PROVIDED DATA
--- START ---
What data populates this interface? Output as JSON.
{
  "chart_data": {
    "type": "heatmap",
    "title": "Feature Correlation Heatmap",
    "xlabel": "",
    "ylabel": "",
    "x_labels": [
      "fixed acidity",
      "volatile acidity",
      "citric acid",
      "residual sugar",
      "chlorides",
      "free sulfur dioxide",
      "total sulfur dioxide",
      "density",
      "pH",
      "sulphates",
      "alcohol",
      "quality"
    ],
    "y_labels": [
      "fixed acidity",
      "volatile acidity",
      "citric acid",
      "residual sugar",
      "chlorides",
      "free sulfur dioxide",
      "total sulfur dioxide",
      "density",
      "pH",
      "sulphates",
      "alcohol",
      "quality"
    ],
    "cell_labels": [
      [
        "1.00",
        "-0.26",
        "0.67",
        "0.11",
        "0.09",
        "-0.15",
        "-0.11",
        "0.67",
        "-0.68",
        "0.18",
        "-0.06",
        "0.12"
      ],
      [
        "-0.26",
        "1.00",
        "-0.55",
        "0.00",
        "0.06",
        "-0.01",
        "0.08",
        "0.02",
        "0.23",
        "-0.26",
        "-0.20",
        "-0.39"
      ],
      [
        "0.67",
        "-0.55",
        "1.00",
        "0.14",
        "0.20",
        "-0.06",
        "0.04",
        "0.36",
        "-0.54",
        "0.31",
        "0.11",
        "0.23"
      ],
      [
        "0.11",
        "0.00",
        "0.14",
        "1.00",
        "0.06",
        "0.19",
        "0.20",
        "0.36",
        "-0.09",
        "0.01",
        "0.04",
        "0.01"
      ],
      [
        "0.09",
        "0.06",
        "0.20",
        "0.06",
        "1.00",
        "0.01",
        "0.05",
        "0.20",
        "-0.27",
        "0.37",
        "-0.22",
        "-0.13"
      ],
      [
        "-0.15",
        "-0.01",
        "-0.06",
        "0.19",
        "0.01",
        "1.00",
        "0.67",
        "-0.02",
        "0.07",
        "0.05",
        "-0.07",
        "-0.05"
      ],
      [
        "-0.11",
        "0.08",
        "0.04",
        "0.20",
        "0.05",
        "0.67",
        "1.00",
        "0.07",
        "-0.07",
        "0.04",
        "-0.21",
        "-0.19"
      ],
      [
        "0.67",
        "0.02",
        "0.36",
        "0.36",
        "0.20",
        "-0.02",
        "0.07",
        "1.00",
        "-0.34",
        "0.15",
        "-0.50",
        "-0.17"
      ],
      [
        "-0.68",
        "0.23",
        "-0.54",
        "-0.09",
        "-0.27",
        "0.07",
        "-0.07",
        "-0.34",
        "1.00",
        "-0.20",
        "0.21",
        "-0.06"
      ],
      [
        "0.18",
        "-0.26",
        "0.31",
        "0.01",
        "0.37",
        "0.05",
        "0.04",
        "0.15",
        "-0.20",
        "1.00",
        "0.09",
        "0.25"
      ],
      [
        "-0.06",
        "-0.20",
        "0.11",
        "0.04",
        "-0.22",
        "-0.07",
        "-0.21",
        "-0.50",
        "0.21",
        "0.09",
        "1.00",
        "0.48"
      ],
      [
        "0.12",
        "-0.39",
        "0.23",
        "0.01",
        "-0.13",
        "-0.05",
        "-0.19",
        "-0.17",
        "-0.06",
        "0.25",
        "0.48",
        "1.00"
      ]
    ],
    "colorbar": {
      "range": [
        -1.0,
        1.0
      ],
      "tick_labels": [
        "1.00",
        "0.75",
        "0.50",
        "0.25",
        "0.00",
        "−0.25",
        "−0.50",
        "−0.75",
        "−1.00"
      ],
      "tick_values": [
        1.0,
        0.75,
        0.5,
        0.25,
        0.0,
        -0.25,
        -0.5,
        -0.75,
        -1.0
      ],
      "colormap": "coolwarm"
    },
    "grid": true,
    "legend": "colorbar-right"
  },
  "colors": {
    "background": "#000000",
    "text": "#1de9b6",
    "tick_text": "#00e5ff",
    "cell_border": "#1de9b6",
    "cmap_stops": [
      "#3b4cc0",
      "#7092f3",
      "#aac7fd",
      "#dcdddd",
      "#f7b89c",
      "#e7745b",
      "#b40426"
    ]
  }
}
--- END ---
TO DO
Repeat all of the records above exactly as written.

REPLY
What data populates this interface? Output as JSON.
{
  "chart_data": {
    "type": "heatmap",
    "title": "Feature Correlation Heatmap",
    "xlabel": "",
    "ylabel": "",
    "x_labels": [
      "fixed acidity",
      "volatile acidity",
      "citric acid",
      "residual sugar",
      "chlorides",
      "free sulfur dioxide",
      "total sulfur dioxide",
      "density",
      "pH",
      "sulphates",
      "alcohol",
      "quality"
    ],
    "y_labels": [
      "fixed acidity",
      "volatile acidity",
      "citric acid",
      "residual sugar",
      "chlorides",
      "free sulfur dioxide",
      "total sulfur dioxide",
      "density",
      "pH",
      "sulphates",
      "alcohol",
      "quality"
    ],
    "cell_labels": [
      [
        "1.00",
        "-0.26",
        "0.67",
        "0.11",
        "0.09",
        "-0.15",
        "-0.11",
        "0.67",
        "-0.68",
        "0.18",
        "-0.06",
        "0.12"
      ],
      [
        "-0.26",
        "1.00",
        "-0.55",
        "0.00",
        "0.06",
        "-0.01",
        "0.08",
        "0.02",
        "0.23",
        "-0.26",
        "-0.20",
        "-0.39"
      ],
      [
        "0.67",
        "-0.55",
        "1.00",
        "0.14",
        "0.20",
        "-0.06",
        "0.04",
        "0.36",
        "-0.54",
        "0.31",
        "0.11",
        "0.23"
      ],
      [
        "0.11",
        "0.00",
        "0.14",
        "1.00",
        "0.06",
        "0.19",
        "0.20",
        "0.36",
        "-0.09",
        "0.01",
        "0.04",
        "0.01"
      ],
      [
        "0.09",
        "0.06",
        "0.20",
        "0.06",
        "1.00",
        "0.01",
        "0.05",
        "0.20",
        "-0.27",
        "0.37",
        "-0.22",
        "-0.13"
      ],
      [
        "-0.15",
        "-0.01",
        "-0.06",
        "0.19",
        "0.01",
        "1.00",
        "0.67",
        "-0.02",
        "0.07",
        "0.05",
        "-0.07",
        "-0.05"
      ],
      [
        "-0.11",
        "0.08",
        "0.04",
        "0.20",
        "0.05",
        "0.67",
        "1.00",
        "0.07",
        "-0.07",
        "0.04",
        "-0.21",
        "-0.19"
      ],
      [
        "0.67",
        "0.02",
        "0.36",
        "0.36",
        "0.20",
        "-0.02",
        "0.07",
        "1.00",
        "-0.34",
        "0.15",
        "-0.50",
        "-0.17"
      ],
      [
        "-0.68",
        "0.23",
        "-0.54",
        "-0.09",
        "-0.27",
        "0.07",
        "-0.07",
        "-0.34",
        "1.00",
        "-0.20",
        "0.21",
        "-0.06"
      ],
      [
        "0.18",
        "-0.26",
        "0.31",
        "0.01",
        "0.37",
        "0.05",
        "0.04",
        "0.15",
        "-0.20",
        "1.00",
        "0.09",
        "0.25"
      ],
      [
        "-0.06",
        "-0.20",
        "0.11",
        "0.04",
        "-0.22",
        "-0.07",
        "-0.21",
        "-0.50",
        "0.21",
        "0.09",
        "1.00",
        "0.48"
      ],
      [
        "0.12",
        "-0.39",
        "0.23",
        "0.01",
        "-0.13",
        "-0.05",
        "-0.19",
        "-0.17",
        "-0.06",
        "0.25",
        "0.48",
        "1.00"
      ]
    ],
    "colorbar": {
      "range": [
        -1.0,
        1.0
      ],
      "tick_labels": [
        "1.00",
        "0.75",
        "0.50",
        "0.25",
        "0.00",
        "−0.25",
        "−0.50",
        "−0.75",
        "−1.00"
      ],
      "tick_values": [
        1.0,
        0.75,
        0.5,
        0.25,
        0.0,
        -0.25,
        -0.5,
        -0.75,
        -1.0
      ],
      "colormap": "coolwarm"
    },
    "grid": true,
    "legend": "colorbar-right"
  },
  "colors": {
    "background": "#000000",
    "text": "#1de9b6",
    "tick_text": "#00e5ff",
    "cell_border": "#1de9b6",
    "cmap_stops": [
      "#3b4cc0",
      "#7092f3",
      "#aac7fd",
      "#dcdddd",
      "#f7b89c",
      "#e7745b",
      "#b40426"
    ]
  }
}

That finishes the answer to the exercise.